**Task objective**: Will you restate verbatim the lines running from the line with "Output the text content of this document." to the end of the data, leaving out everything else?

**Records for the exercise**:
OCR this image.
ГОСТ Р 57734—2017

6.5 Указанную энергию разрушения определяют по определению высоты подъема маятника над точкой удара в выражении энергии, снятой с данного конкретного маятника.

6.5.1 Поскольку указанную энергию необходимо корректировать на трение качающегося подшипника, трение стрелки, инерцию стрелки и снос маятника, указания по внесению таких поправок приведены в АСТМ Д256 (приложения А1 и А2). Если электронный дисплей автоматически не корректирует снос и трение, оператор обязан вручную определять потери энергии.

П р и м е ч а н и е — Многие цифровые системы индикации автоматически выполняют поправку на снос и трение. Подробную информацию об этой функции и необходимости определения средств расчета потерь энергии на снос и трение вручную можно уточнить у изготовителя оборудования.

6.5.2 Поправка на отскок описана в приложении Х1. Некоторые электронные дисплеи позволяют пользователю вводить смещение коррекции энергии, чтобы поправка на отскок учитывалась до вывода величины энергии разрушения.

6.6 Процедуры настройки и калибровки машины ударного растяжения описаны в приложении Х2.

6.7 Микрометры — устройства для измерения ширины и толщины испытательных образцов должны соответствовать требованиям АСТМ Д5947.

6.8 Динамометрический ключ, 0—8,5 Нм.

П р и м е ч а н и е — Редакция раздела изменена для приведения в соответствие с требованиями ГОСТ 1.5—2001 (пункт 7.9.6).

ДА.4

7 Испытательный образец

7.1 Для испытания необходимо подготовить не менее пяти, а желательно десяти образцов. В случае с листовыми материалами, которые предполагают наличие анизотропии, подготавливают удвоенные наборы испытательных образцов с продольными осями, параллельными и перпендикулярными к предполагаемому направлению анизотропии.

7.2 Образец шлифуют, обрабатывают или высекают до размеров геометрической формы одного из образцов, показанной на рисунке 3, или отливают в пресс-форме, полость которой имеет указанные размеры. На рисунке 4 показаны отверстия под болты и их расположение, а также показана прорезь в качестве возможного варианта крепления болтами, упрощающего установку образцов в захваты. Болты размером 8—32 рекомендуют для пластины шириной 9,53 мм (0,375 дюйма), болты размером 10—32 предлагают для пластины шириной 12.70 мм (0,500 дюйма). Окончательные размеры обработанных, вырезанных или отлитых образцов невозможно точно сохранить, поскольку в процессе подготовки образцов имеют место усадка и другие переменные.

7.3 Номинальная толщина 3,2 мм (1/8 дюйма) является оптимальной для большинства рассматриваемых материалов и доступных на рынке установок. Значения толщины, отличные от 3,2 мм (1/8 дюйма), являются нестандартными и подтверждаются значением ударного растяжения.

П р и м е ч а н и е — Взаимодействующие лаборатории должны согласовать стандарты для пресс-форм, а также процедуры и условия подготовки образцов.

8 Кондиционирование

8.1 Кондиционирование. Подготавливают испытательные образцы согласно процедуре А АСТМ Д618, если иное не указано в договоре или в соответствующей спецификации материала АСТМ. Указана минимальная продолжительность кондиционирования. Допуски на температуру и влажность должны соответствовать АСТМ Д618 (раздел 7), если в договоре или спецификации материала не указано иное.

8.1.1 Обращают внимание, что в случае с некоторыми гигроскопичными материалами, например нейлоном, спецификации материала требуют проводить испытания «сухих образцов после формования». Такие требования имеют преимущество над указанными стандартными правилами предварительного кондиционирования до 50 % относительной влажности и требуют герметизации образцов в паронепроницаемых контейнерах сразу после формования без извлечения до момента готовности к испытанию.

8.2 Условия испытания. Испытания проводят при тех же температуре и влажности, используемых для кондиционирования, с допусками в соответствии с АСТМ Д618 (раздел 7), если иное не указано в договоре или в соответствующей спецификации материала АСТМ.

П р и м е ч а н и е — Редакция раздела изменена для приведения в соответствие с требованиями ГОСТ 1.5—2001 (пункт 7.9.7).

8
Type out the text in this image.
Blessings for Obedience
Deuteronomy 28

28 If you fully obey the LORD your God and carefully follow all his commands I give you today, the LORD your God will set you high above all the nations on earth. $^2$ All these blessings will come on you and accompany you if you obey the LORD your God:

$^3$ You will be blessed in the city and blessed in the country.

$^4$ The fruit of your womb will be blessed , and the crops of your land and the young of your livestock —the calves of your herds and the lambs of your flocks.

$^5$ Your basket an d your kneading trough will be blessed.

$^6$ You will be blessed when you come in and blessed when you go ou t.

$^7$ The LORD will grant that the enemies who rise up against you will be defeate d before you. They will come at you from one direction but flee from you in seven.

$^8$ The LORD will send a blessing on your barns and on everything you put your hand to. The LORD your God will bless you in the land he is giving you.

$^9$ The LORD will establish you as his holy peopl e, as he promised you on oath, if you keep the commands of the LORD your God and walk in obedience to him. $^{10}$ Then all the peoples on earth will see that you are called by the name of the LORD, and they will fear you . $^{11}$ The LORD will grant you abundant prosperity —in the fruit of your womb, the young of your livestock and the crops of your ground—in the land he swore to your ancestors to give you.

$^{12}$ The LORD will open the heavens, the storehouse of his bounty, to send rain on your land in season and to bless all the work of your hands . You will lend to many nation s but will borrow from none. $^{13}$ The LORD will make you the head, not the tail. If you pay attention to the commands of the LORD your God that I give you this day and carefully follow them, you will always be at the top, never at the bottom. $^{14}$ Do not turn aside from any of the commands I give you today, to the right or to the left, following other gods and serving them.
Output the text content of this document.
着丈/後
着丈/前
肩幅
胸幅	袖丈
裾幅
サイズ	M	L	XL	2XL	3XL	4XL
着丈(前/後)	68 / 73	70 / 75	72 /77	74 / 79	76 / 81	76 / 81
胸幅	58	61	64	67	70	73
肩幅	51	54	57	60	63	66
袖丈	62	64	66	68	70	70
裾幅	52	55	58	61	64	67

**Result of this task**:
Output the text content of this document.
着丈/後
着丈/前
肩幅
胸幅	袖丈
裾幅
サイズ	M	L	XL	2XL	3XL	4XL
着丈(前/後)	68 / 73	70 / 75	72 /77	74 / 79	76 / 81	76 / 81
胸幅	58	61	64	67	70	73
肩幅	51	54	57	60	63	66
袖丈	62	64	66	68	70	70
裾幅	52	55	58	61	64	67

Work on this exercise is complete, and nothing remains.